[What to work on]:
[a] Answer these from the Kubernetes HPA article, one line each:
(i) Which autoscaler adjusts the number of nodes in a cluster?
(ii) At what level do HPA and VPA take place?
(iii) Which two values do you need to define for HPA?
[b] Why does the Kubernetes HPA article call this kind of scaling horizontal?

[Provided passage]:
首页 > 其他分享 >Kubernetes hpa

Kubernetes hpa

时间:2023-06-15 14:11:27浏览次数:45  
标签:Kubernetes demo 30 cluster deployment hpa HPA

Kubernetes hpa 

 

 

 

Kubernetes autoscaling basics   What is HPA? How does HPA work? Limitations of HPA EKS Example: How to Implement HPA Deploy a sample application Usage and cost reporting with HPA Summary  

 

Scalability is one of the core benefits of Kubernetes (K8s). In order to get the most out of this benefit (and use K8s effectively), you need a solid understanding of how Kubernetes autoscaling works. In our previous post[link], we covered Vertical Pod Autoscaling (VPA). Here, we’ll take a deep dive on the topic of Horizontal Pod Autoscaling (HPA) in Kubernetes. We’ll define HPA, explain how it works, and provide a detailed hands-on tutorial to walk you through a sample project using HPA.

Kubernetes autoscaling basics

Before we go in-depth on HPA, we need to review Kubernetes autoscaling in general. Autoscaling is a method of automatically scaling K8s workloads up or down based on historical resource usage. Autoscaling in Kubernetes has three dimensions:

  1. Horizontal Pod Autoscaler (HPA):adjusts the number of replicas of an application.
  2. Cluster Autoscaler:adjusts the number of nodes of a cluster.
  3. Vertical Pod Autoscaler (VPA):adjusts the resource requests and limits of a container.

The different autoscalers work at one of two Kubernetes layers

  • Pod level:The HPA and VPA methods take place at the pod level. Both HPA and VPA will scale the available resources or instances of the container.
  • Cluster level:The Cluster Autoscaler falls under the Cluster level, where it scales up or down the number of nodes inside your cluster.

Now that we have summarized the basics, let’s take a closer look at HPA.

What is HPA?

HPA is a form of autoscaling that increases or decreases the number of pods in a replication controller, deployment, replica set, or stateful set based on CPU utilization—the scaling is horizontal because it affects the number of instances rather than the resources allocated to a single container.

HPA can make scaling decisions based on custom or externally provided metrics and works automatically after initial configuration. All you need to do is define the MIN and MAX number of replicas.

[Supplied data]:
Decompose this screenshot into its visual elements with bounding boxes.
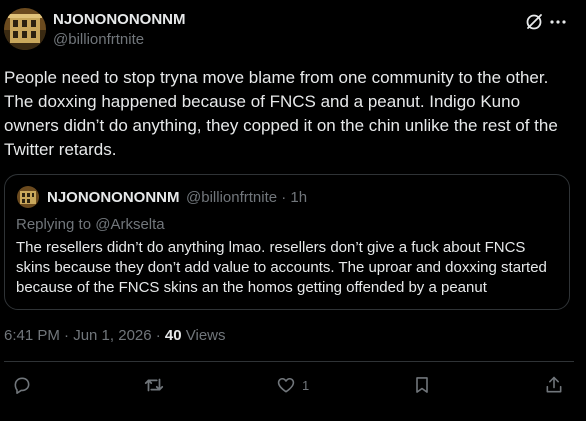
repost-button[interactable] [143, 373, 165, 397]
bookmark-icon [412, 375, 432, 395]
divider [4, 361, 574, 362]
replying-prefix: Replying to [16, 216, 96, 233]
views-label: Views [181, 327, 226, 344]
like-count: 1 [302, 377, 310, 393]
reply-button[interactable] [12, 373, 32, 397]
author-name[interactable]: NJONONONONNM [53, 11, 186, 28]
repost-icon [143, 374, 165, 396]
like-icon [276, 375, 296, 395]
tweet-text: People need to stop tryna move blame fro… [4, 68, 558, 159]
quoted-replying-to: Replying to @Arkselta [16, 216, 165, 233]
quoted-text: The resellers didn’t do anything lmao. r… [16, 239, 547, 296]
reply-icon [12, 375, 32, 395]
author-handle[interactable]: @billionfrtnite [53, 31, 144, 48]
quoted-author-avatar [17, 186, 39, 208]
views-count: 40 [164, 327, 182, 344]
author-avatar[interactable] [4, 8, 46, 50]
share-icon [544, 375, 564, 395]
share-button[interactable] [544, 373, 564, 397]
more-icon[interactable] [548, 12, 568, 32]
grok-icon[interactable] [524, 12, 544, 32]
timestamp-text[interactable]: 6:41 PM · Jun 1, 2026 · [4, 327, 165, 344]
tweet-timestamp: 6:41 PM · Jun 1, 2026 · 40 Views [4, 327, 226, 344]
bookmark-button[interactable] [412, 373, 432, 397]
replying-handle[interactable]: @Arkselta [95, 216, 164, 233]
quoted-meta: @billionfrtnite · 1h [186, 189, 308, 206]
quoted-author-name: NJONONONONNM [47, 189, 180, 206]
quoted-tweet[interactable]: NJONONONONNM @billionfrtnite · 1h Replyi… [4, 174, 570, 310]
like-button[interactable]: 1 [276, 373, 309, 397]
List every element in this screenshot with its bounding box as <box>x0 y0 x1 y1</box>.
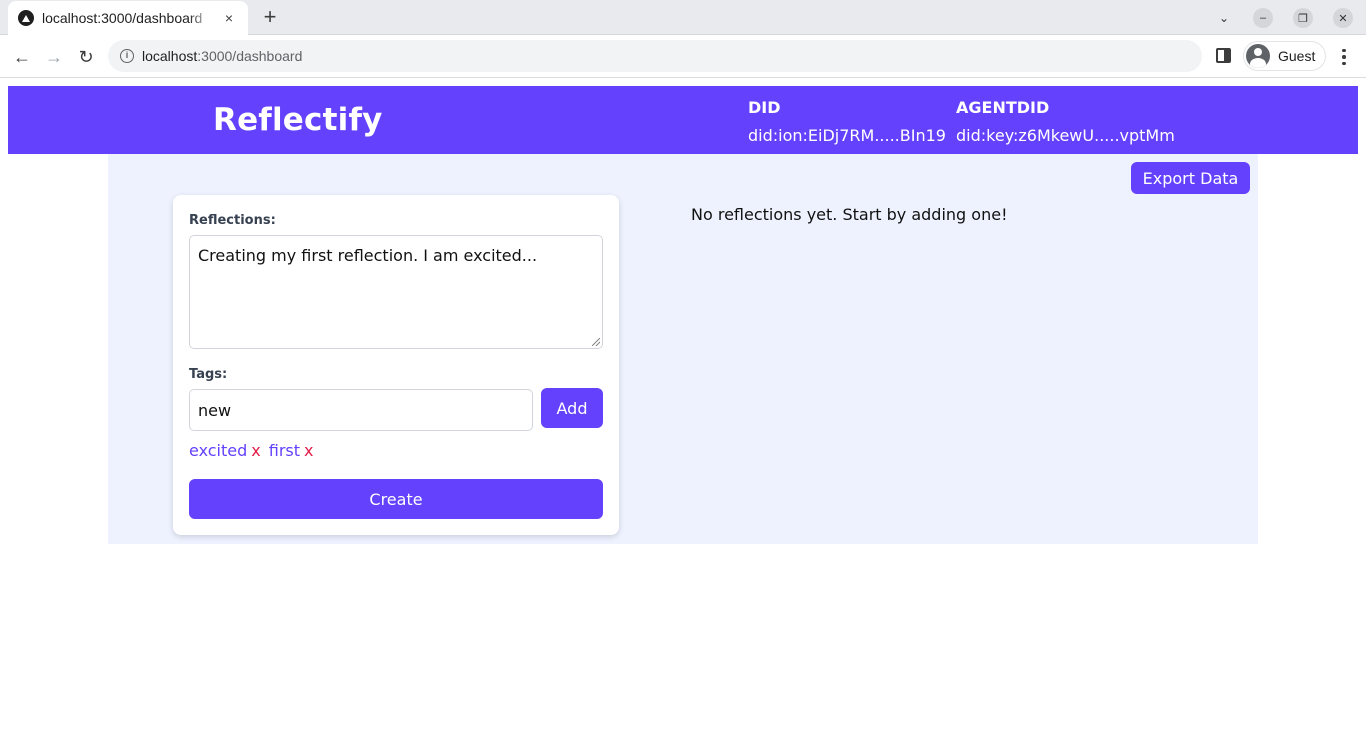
minimize-button[interactable]: – <box>1253 8 1273 28</box>
reflection-text: Creating my first reflection. I am excit… <box>198 246 538 265</box>
export-data-button[interactable]: Export Data <box>1131 162 1250 194</box>
url-path: :3000/dashboard <box>197 48 303 64</box>
brand-title: Reflectify <box>213 102 383 138</box>
side-panel-icon[interactable] <box>1216 48 1231 63</box>
tag-label: excited <box>189 441 248 460</box>
add-tag-button[interactable]: Add <box>541 388 603 428</box>
main-content: Export Data No reflections yet. Start by… <box>108 154 1258 544</box>
tag-input[interactable]: new <box>189 389 533 431</box>
agent-did-value: did:key:z6MkewU.....vptMm <box>956 126 1175 145</box>
empty-reflections-message: No reflections yet. Start by adding one! <box>691 205 1008 224</box>
tag-label: first <box>268 441 300 460</box>
restore-button[interactable]: ❐ <box>1293 8 1313 28</box>
did-block: DID did:ion:EiDj7RM.....BIn19 <box>748 98 946 145</box>
tag-input-value: new <box>198 400 232 420</box>
profile-button[interactable]: Guest <box>1243 41 1326 71</box>
tab-close-icon[interactable]: × <box>220 9 238 27</box>
reflection-form-card: Reflections: Creating my first reflectio… <box>173 195 619 535</box>
avatar-icon <box>1246 44 1270 68</box>
close-window-button[interactable]: ✕ <box>1333 8 1353 28</box>
browser-toolbar: ← → ↻ i localhost:3000/dashboard Guest <box>0 35 1366 78</box>
agent-did-label: AGENTDID <box>956 98 1050 117</box>
browser-tab[interactable]: localhost:3000/dashboard × <box>8 1 248 35</box>
remove-tag-button[interactable]: x <box>304 441 313 460</box>
resize-handle-icon[interactable] <box>592 338 600 346</box>
tab-search-icon[interactable]: ⌄ <box>1214 8 1234 28</box>
tags-label: Tags: <box>189 367 228 382</box>
reload-icon[interactable]: ↻ <box>74 45 98 69</box>
forward-arrow-icon[interactable]: → <box>42 45 66 69</box>
tag-item: first x <box>269 441 314 460</box>
did-label: DID <box>748 98 781 117</box>
favicon-icon <box>18 10 34 26</box>
new-tab-button[interactable]: + <box>258 5 282 29</box>
address-bar[interactable]: i localhost:3000/dashboard <box>108 40 1202 72</box>
did-value: did:ion:EiDj7RM.....BIn19 <box>748 126 946 145</box>
site-info-icon[interactable]: i <box>120 49 134 63</box>
back-arrow-icon[interactable]: ← <box>10 45 34 69</box>
app-header: Reflectify DID did:ion:EiDj7RM.....BIn19… <box>8 86 1358 154</box>
reflections-label: Reflections: <box>189 213 276 228</box>
reflection-textarea[interactable]: Creating my first reflection. I am excit… <box>189 235 603 349</box>
more-menu-icon[interactable] <box>1336 47 1352 67</box>
tag-list: excited x first x <box>189 441 313 460</box>
create-button[interactable]: Create <box>189 479 603 519</box>
remove-tag-button[interactable]: x <box>251 441 260 460</box>
agent-did-block: AGENTDID did:key:z6MkewU.....vptMm <box>956 98 1175 145</box>
tab-title: localhost:3000/dashboard <box>42 10 203 26</box>
profile-label: Guest <box>1278 48 1316 64</box>
browser-tab-strip: localhost:3000/dashboard × + ⌄ – ❐ ✕ <box>0 0 1366 35</box>
tag-item: excited x <box>189 441 261 460</box>
url-host: localhost <box>142 48 198 64</box>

[Worked solutions]:
[a]
(i) The Cluster Autoscaler.
(ii) The pod level.
(iii) The MIN and MAX number of replicas.

[b] HPA's scaling is horizontal because it changes the number of instances (pods). It does not change the resources allocated to a single container.